- _OBJECTIVE_: Only lines with the string "Frequency" matter here; gather them from the material below.

★ ★ ★ ★ ★

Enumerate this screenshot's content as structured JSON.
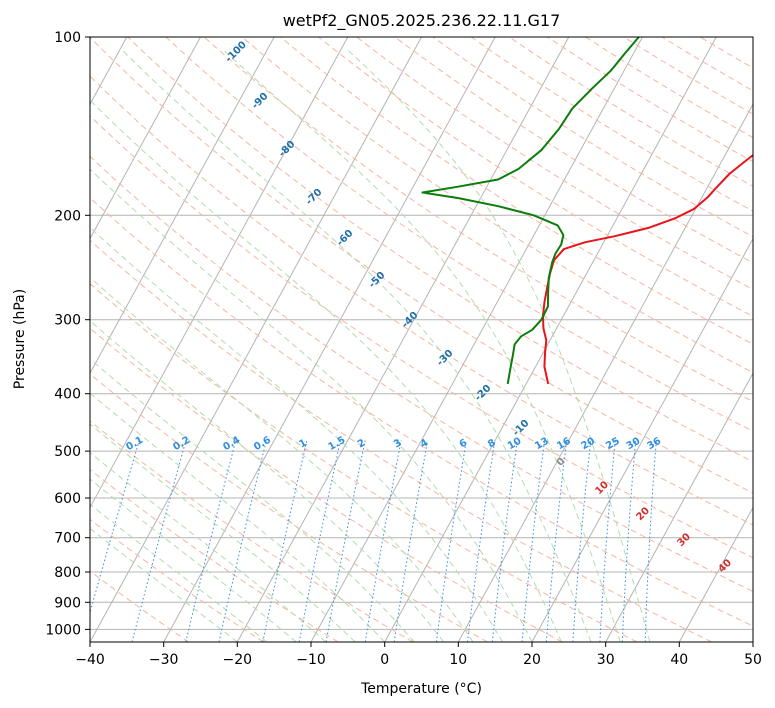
{
  "chart_data": {
    "type": "line",
    "chart_kind": "skew-T log-P diagram",
    "title": "wetPf2_GN05.2025.236.22.11.G17",
    "xlabel": "Temperature (°C)",
    "ylabel": "Pressure (hPa)",
    "xlim": [
      -40,
      50
    ],
    "ylim": [
      1050,
      100
    ],
    "y_scale": "log",
    "x_ticks": [
      "−40",
      "−30",
      "−20",
      "−10",
      "0",
      "10",
      "20",
      "30",
      "40",
      "50"
    ],
    "x_tick_values": [
      -40,
      -30,
      -20,
      -10,
      0,
      10,
      20,
      30,
      40,
      50
    ],
    "y_ticks": [
      "100",
      "200",
      "300",
      "400",
      "500",
      "600",
      "700",
      "800",
      "900",
      "1000"
    ],
    "y_tick_values": [
      100,
      200,
      300,
      400,
      500,
      600,
      700,
      800,
      900,
      1000
    ],
    "grid": true,
    "colors": {
      "temperature": "#e8141b",
      "dewpoint": "#0a7d0a",
      "isotherm": "#b4b4b4",
      "dry_adiabat": "#f7b5a0",
      "moist_adiabat": "#b2dcae",
      "mixing_ratio": "#2f8fe0",
      "saturation_label": "#1f6fa8",
      "isotherm_label_pos": "#d03030",
      "isotherm_label_zero": "#8a8a8a",
      "bottom_curve": "#ddc7ae"
    },
    "series": [
      {
        "key": "temperature",
        "points": [
          {
            "p": 385,
            "t": 3.0
          },
          {
            "p": 360,
            "t": 1.2
          },
          {
            "p": 340,
            "t": 0.2
          },
          {
            "p": 325,
            "t": -0.5
          },
          {
            "p": 310,
            "t": -1.8
          },
          {
            "p": 295,
            "t": -2.8
          },
          {
            "p": 280,
            "t": -3.6
          },
          {
            "p": 265,
            "t": -4.3
          },
          {
            "p": 250,
            "t": -5.0
          },
          {
            "p": 238,
            "t": -5.4
          },
          {
            "p": 228,
            "t": -4.9
          },
          {
            "p": 222,
            "t": -2.5
          },
          {
            "p": 217,
            "t": 1.0
          },
          {
            "p": 210,
            "t": 5.0
          },
          {
            "p": 202,
            "t": 8.0
          },
          {
            "p": 195,
            "t": 9.8
          },
          {
            "p": 186,
            "t": 10.8
          },
          {
            "p": 180,
            "t": 11.2
          },
          {
            "p": 170,
            "t": 12.0
          },
          {
            "p": 160,
            "t": 13.5
          },
          {
            "p": 148,
            "t": 15.5
          },
          {
            "p": 136,
            "t": 18.0
          },
          {
            "p": 126,
            "t": 20.3
          },
          {
            "p": 117,
            "t": 22.0
          },
          {
            "p": 110,
            "t": 24.0
          },
          {
            "p": 105,
            "t": 25.3
          },
          {
            "p": 100,
            "t": 27.0
          }
        ]
      },
      {
        "key": "dewpoint",
        "points": [
          {
            "p": 385,
            "t": -2.5
          },
          {
            "p": 365,
            "t": -3.2
          },
          {
            "p": 345,
            "t": -3.9
          },
          {
            "p": 330,
            "t": -4.5
          },
          {
            "p": 320,
            "t": -4.2
          },
          {
            "p": 312,
            "t": -3.2
          },
          {
            "p": 300,
            "t": -2.7
          },
          {
            "p": 285,
            "t": -2.8
          },
          {
            "p": 270,
            "t": -3.8
          },
          {
            "p": 255,
            "t": -4.8
          },
          {
            "p": 240,
            "t": -5.5
          },
          {
            "p": 232,
            "t": -5.7
          },
          {
            "p": 224,
            "t": -5.6
          },
          {
            "p": 216,
            "t": -6.0
          },
          {
            "p": 208,
            "t": -7.5
          },
          {
            "p": 200,
            "t": -11.5
          },
          {
            "p": 193,
            "t": -17.0
          },
          {
            "p": 187,
            "t": -23.0
          },
          {
            "p": 183,
            "t": -28.3
          },
          {
            "p": 179,
            "t": -24.0
          },
          {
            "p": 174,
            "t": -19.0
          },
          {
            "p": 167,
            "t": -17.0
          },
          {
            "p": 155,
            "t": -15.3
          },
          {
            "p": 143,
            "t": -14.5
          },
          {
            "p": 132,
            "t": -14.2
          },
          {
            "p": 122,
            "t": -13.0
          },
          {
            "p": 114,
            "t": -11.8
          },
          {
            "p": 107,
            "t": -11.2
          },
          {
            "p": 100,
            "t": -10.5
          }
        ]
      }
    ],
    "saturation_labels": [
      "-100",
      "-90",
      "-80",
      "-70",
      "-60",
      "-50",
      "-40",
      "-30",
      "-20",
      "-10"
    ],
    "saturation_label_values": [
      -100,
      -90,
      -80,
      -70,
      -60,
      -50,
      -40,
      -30,
      -20,
      -10
    ],
    "mixing_ratio_labels": [
      "0.1",
      "0.2",
      "0.4",
      "0.6",
      "1",
      "1.5",
      "2",
      "3",
      "4",
      "6",
      "8",
      "10",
      "13",
      "16",
      "20",
      "25",
      "30",
      "36"
    ],
    "mixing_ratio_values": [
      0.1,
      0.2,
      0.4,
      0.6,
      1,
      1.5,
      2,
      3,
      4,
      6,
      8,
      10,
      13,
      16,
      20,
      25,
      30,
      36
    ],
    "isotherm_labels": [
      "0",
      "10",
      "20",
      "30",
      "40"
    ],
    "isotherm_label_values": [
      0,
      10,
      20,
      30,
      40
    ]
  }
}
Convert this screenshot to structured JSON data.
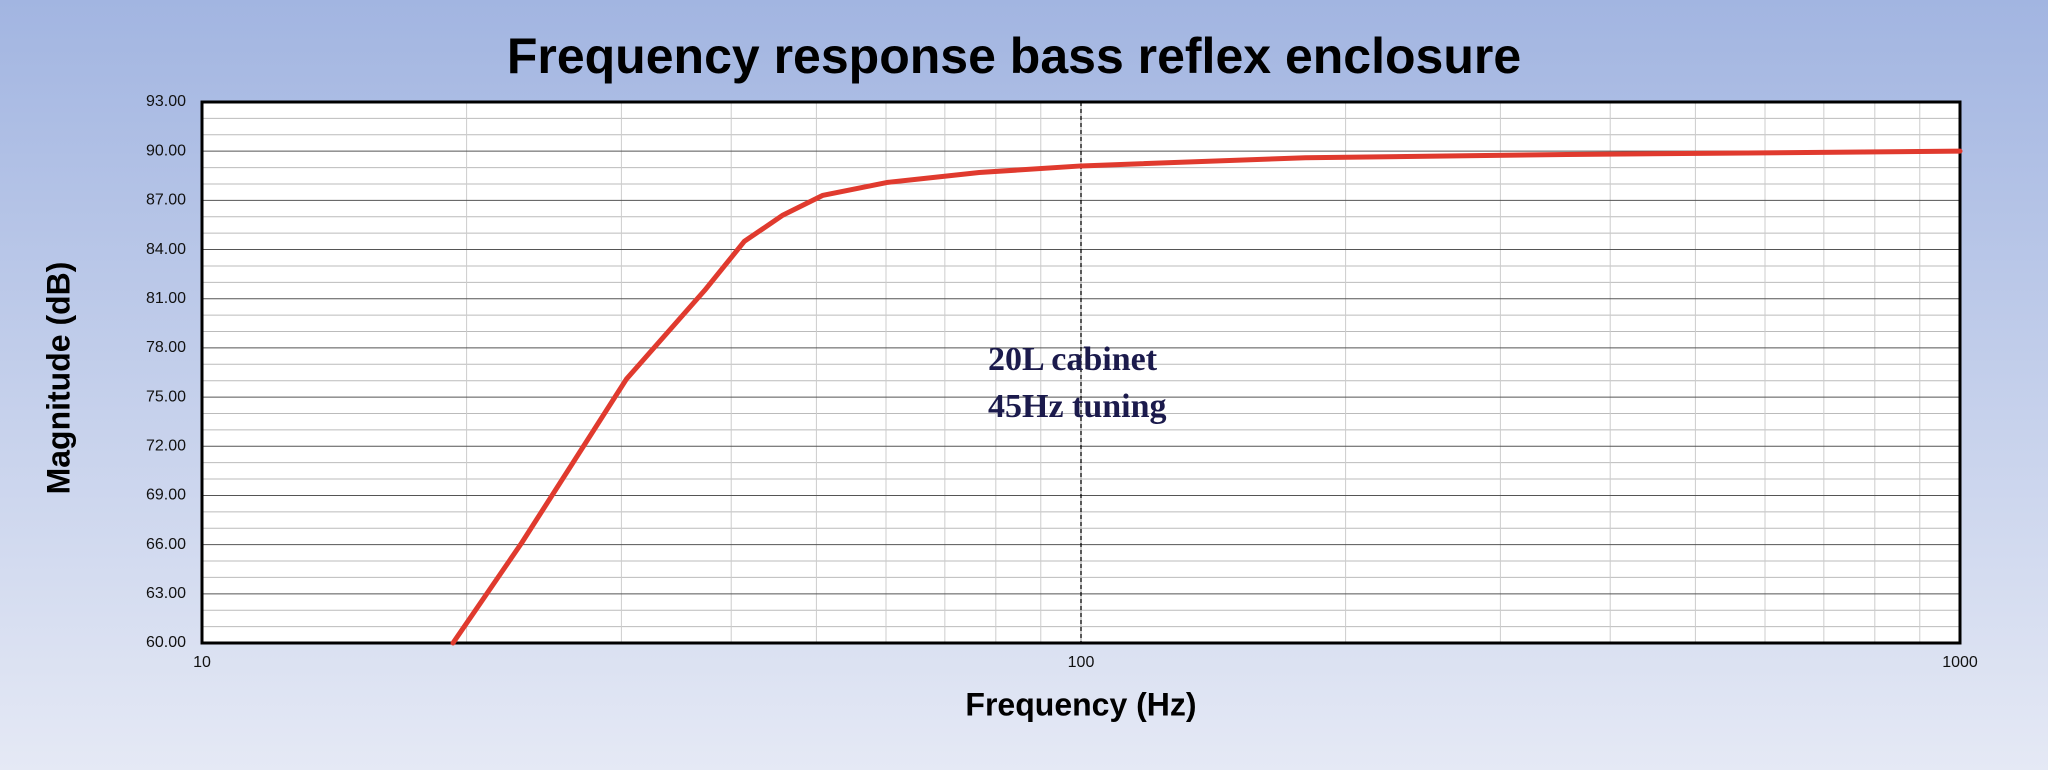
{
  "chart_data": {
    "type": "line",
    "title": "Frequency response bass reflex enclosure",
    "xlabel": "Frequency (Hz)",
    "ylabel": "Magnitude (dB)",
    "x": [
      19.3,
      23.1,
      30.4,
      37.3,
      41.4,
      45.8,
      50.8,
      60.3,
      76.6,
      100,
      180,
      357,
      1000
    ],
    "series": [
      {
        "color": "#e03a2e",
        "values": [
          60.0,
          66.1,
          76.1,
          81.5,
          84.5,
          86.1,
          87.3,
          88.1,
          88.7,
          89.1,
          89.6,
          89.8,
          90.0
        ]
      }
    ],
    "xscale": "log",
    "xlim": [
      10,
      1000
    ],
    "xticks": [
      10,
      100,
      1000
    ],
    "ylim": [
      60,
      93
    ],
    "yticks": [
      {
        "value": 60,
        "label": "60.00"
      },
      {
        "value": 63,
        "label": "63.00"
      },
      {
        "value": 66,
        "label": "66.00"
      },
      {
        "value": 69,
        "label": "69.00"
      },
      {
        "value": 72,
        "label": "72.00"
      },
      {
        "value": 75,
        "label": "75.00"
      },
      {
        "value": 78,
        "label": "78.00"
      },
      {
        "value": 81,
        "label": "81.00"
      },
      {
        "value": 84,
        "label": "84.00"
      },
      {
        "value": 87,
        "label": "87.00"
      },
      {
        "value": 90,
        "label": "90.00"
      },
      {
        "value": 93,
        "label": "93.00"
      }
    ],
    "grid": true,
    "reference_line_x": 100,
    "annotation": [
      "20L cabinet",
      "45Hz tuning"
    ]
  }
}
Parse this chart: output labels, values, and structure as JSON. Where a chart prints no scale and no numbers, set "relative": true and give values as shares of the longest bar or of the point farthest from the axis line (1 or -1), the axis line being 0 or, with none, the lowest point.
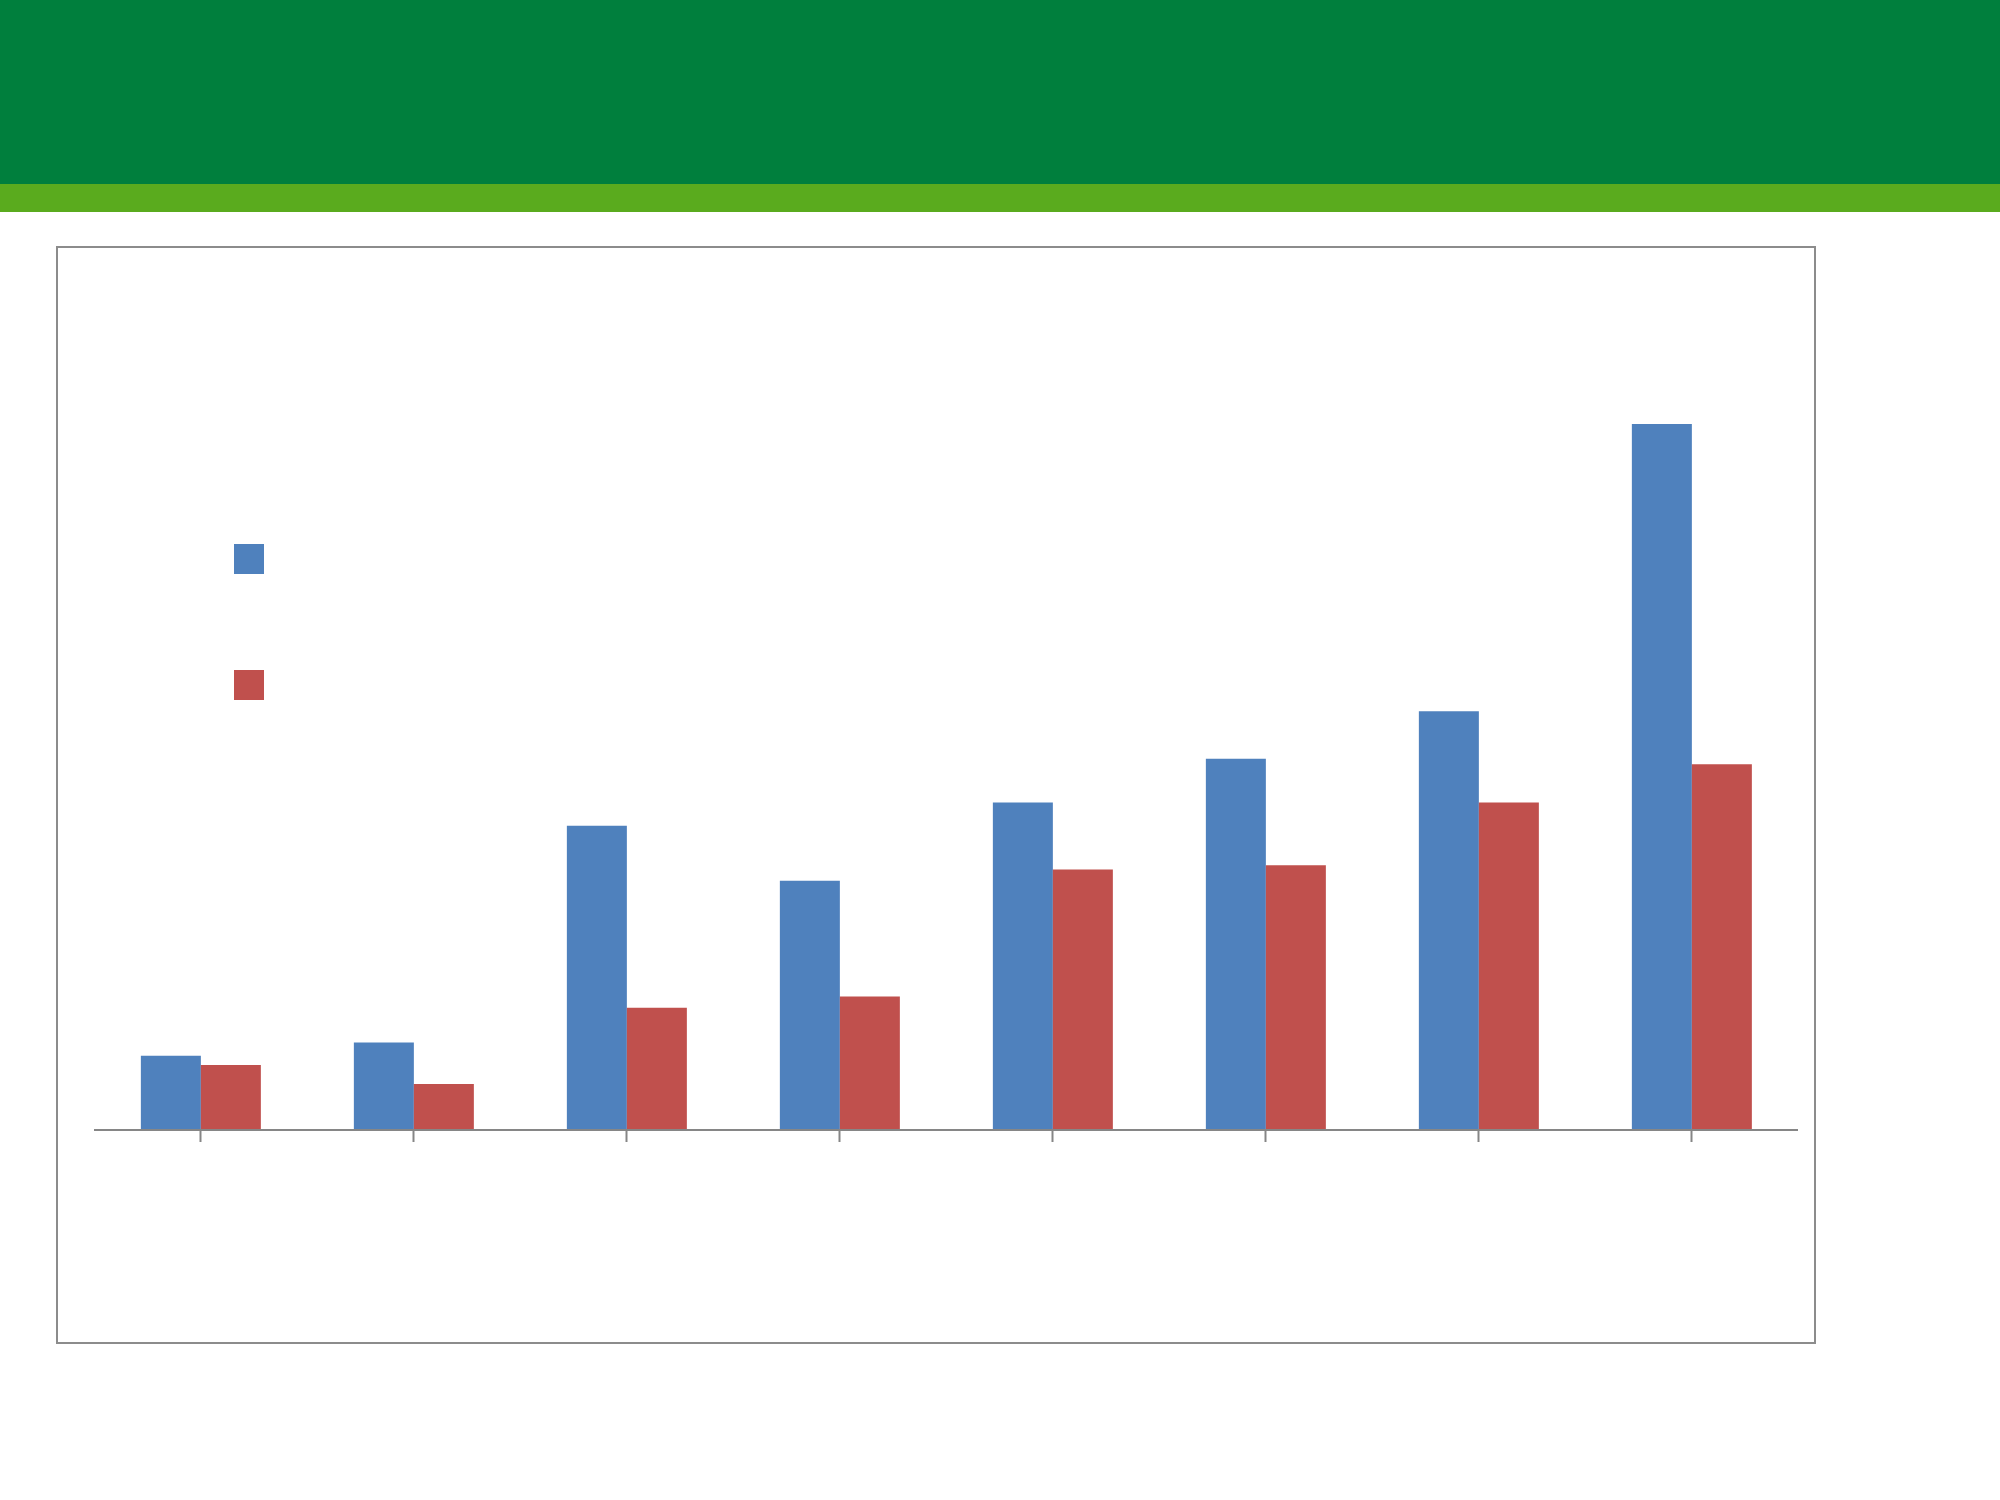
{
  "chart_data": {
    "type": "bar",
    "relative": true,
    "categories": [
      null,
      null,
      null,
      null,
      null,
      null,
      null,
      null
    ],
    "series": [
      {
        "color": "#4f81bd",
        "values": [
          0.105,
          0.124,
          0.431,
          0.353,
          0.464,
          0.526,
          0.593,
          1
        ]
      },
      {
        "color": "#c0504d",
        "values": [
          0.092,
          0.065,
          0.173,
          0.189,
          0.369,
          0.375,
          0.464,
          0.518
        ]
      }
    ],
    "grid": false
  }
}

★ ★ ★ ★ ★

- _ANSWER TO THE PROBLEM_:
    "title": "Frequency response bass reflex enclosure",
    "xlabel": "Frequency (Hz)",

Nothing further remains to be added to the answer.